Which lines hold the word "كتاب"? Copy each one.

THE DATA:
════════════════

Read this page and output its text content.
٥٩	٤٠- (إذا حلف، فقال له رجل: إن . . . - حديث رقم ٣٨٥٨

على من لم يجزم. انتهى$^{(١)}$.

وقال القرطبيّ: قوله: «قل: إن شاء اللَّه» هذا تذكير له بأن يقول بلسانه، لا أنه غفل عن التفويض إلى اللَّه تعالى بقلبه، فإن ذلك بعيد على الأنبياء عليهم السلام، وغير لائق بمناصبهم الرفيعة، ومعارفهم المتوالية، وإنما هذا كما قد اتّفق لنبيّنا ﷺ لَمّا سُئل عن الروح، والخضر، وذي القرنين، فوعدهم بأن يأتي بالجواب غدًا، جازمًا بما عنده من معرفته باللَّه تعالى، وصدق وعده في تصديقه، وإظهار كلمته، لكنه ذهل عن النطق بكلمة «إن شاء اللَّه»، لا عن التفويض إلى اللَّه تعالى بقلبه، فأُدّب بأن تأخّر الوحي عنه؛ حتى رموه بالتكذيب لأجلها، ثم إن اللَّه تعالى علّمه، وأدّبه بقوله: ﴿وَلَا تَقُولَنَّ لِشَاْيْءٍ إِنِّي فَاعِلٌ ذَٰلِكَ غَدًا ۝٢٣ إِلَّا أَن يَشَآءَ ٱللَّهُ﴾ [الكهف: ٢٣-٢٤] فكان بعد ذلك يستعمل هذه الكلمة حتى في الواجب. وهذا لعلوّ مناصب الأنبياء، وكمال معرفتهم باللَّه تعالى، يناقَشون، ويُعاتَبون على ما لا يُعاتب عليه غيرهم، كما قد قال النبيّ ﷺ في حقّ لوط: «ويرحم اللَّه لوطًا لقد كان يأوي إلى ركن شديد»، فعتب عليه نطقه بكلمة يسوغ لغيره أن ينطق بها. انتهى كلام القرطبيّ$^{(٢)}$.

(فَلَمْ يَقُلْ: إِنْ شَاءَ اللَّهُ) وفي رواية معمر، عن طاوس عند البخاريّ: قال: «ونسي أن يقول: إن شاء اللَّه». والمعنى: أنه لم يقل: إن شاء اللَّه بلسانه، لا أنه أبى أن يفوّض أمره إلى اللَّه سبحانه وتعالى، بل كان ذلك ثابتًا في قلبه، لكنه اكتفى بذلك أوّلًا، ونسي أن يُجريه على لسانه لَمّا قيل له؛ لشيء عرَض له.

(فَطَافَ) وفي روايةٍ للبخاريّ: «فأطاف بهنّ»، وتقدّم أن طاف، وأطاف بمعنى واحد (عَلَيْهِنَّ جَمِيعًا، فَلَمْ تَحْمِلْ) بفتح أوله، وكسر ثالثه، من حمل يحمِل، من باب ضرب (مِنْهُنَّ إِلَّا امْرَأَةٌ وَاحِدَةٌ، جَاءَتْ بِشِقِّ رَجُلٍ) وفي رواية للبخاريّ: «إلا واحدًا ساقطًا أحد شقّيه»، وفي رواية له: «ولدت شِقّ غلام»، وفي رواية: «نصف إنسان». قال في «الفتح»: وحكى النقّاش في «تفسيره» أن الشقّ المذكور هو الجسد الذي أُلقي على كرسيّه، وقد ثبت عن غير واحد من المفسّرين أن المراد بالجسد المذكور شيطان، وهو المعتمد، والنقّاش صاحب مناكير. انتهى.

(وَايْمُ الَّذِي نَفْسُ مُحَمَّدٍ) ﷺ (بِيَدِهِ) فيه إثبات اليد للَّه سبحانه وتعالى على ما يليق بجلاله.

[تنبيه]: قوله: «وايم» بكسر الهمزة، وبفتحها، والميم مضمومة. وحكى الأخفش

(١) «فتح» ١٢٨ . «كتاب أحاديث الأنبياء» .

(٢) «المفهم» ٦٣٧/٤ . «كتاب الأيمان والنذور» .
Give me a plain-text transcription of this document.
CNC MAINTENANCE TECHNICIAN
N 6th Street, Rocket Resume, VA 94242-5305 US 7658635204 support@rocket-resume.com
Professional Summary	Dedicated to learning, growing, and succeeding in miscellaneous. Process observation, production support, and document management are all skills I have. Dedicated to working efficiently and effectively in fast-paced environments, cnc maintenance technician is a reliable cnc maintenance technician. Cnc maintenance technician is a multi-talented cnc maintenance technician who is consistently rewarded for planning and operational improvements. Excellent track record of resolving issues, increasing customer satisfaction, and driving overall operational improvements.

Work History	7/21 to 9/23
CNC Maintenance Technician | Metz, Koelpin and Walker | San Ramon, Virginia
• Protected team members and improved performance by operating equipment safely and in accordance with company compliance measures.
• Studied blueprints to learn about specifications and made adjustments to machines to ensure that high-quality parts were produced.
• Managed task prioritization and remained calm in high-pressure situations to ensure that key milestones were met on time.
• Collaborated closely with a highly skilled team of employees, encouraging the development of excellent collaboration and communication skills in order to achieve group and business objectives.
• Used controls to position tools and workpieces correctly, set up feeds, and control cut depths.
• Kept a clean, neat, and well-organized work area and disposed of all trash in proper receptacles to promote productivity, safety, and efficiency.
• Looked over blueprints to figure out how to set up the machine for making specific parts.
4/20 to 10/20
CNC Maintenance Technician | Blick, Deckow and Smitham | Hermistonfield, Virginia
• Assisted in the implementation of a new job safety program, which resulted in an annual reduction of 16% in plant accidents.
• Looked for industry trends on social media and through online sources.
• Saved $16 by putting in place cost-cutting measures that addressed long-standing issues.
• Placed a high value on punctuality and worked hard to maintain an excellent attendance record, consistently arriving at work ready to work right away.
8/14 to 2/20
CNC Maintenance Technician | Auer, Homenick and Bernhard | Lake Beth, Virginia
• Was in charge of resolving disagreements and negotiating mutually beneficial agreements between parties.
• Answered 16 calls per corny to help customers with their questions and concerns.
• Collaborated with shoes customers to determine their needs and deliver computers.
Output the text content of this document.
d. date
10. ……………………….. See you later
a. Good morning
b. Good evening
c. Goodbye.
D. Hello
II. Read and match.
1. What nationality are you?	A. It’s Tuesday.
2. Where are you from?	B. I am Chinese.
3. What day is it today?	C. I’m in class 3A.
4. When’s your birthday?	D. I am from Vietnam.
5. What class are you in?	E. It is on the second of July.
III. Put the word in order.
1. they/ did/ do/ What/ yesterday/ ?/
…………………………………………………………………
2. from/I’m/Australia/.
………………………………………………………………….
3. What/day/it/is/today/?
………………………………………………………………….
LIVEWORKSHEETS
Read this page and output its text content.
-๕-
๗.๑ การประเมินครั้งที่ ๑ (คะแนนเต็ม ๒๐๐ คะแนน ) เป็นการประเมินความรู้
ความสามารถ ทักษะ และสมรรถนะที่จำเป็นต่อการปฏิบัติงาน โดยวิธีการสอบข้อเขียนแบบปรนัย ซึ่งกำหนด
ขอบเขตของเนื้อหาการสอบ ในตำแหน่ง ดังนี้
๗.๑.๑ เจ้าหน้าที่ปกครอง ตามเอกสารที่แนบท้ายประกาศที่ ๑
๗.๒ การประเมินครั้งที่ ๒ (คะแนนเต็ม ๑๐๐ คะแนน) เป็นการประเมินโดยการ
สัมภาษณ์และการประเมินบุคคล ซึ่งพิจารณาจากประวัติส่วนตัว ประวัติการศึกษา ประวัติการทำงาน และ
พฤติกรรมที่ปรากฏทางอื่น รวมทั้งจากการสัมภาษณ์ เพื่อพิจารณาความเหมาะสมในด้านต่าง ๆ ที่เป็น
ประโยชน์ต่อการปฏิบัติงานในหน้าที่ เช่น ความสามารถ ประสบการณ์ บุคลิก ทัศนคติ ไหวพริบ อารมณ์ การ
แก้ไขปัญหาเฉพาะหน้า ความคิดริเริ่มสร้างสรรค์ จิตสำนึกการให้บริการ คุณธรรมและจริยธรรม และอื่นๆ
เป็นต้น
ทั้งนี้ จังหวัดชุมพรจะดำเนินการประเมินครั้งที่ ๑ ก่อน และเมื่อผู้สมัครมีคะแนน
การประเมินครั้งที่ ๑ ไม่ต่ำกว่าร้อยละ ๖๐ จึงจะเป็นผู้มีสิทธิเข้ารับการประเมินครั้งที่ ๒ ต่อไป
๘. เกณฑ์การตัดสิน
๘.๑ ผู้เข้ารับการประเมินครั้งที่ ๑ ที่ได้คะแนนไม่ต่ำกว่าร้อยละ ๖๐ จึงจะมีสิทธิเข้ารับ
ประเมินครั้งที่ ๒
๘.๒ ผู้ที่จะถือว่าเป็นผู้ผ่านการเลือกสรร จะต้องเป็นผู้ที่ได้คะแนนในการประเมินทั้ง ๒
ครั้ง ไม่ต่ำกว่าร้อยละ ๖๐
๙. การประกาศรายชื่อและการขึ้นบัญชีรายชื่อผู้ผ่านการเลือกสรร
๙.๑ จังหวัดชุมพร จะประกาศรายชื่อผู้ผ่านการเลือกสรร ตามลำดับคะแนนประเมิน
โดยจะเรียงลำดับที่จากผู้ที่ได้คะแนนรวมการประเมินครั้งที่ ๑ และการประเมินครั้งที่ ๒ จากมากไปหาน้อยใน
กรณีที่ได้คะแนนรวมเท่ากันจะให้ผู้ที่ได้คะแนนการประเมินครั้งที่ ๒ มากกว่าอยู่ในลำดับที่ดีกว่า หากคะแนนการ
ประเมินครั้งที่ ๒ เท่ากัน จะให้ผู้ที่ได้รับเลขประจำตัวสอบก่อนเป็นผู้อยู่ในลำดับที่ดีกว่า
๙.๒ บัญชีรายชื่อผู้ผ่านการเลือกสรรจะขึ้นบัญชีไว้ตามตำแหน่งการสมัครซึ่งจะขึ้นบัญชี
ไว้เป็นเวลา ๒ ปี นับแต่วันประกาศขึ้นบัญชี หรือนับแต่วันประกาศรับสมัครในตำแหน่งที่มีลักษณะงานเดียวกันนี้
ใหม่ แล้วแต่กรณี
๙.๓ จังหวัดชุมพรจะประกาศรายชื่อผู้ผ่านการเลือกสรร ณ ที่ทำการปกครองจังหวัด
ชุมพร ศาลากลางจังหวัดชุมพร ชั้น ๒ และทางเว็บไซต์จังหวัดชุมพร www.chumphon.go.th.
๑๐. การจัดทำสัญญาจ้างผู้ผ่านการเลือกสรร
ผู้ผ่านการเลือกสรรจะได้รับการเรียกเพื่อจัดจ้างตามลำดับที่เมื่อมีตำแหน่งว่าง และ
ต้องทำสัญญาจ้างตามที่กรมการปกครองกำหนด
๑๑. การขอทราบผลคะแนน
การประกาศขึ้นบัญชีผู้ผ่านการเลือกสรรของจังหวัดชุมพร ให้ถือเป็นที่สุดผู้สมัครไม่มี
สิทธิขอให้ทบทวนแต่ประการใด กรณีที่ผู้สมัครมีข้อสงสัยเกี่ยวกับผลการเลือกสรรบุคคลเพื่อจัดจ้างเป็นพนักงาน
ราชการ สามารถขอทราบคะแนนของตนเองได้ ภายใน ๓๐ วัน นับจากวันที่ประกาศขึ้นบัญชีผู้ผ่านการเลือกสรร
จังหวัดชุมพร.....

════════════════

SOLUTION BELOW:
(١) «فتح» ١٢٨ . «كتاب أحاديث الأنبياء» .
(٢) «المفهم» ٦٣٧/٤ . «كتاب الأيمان والنذور» .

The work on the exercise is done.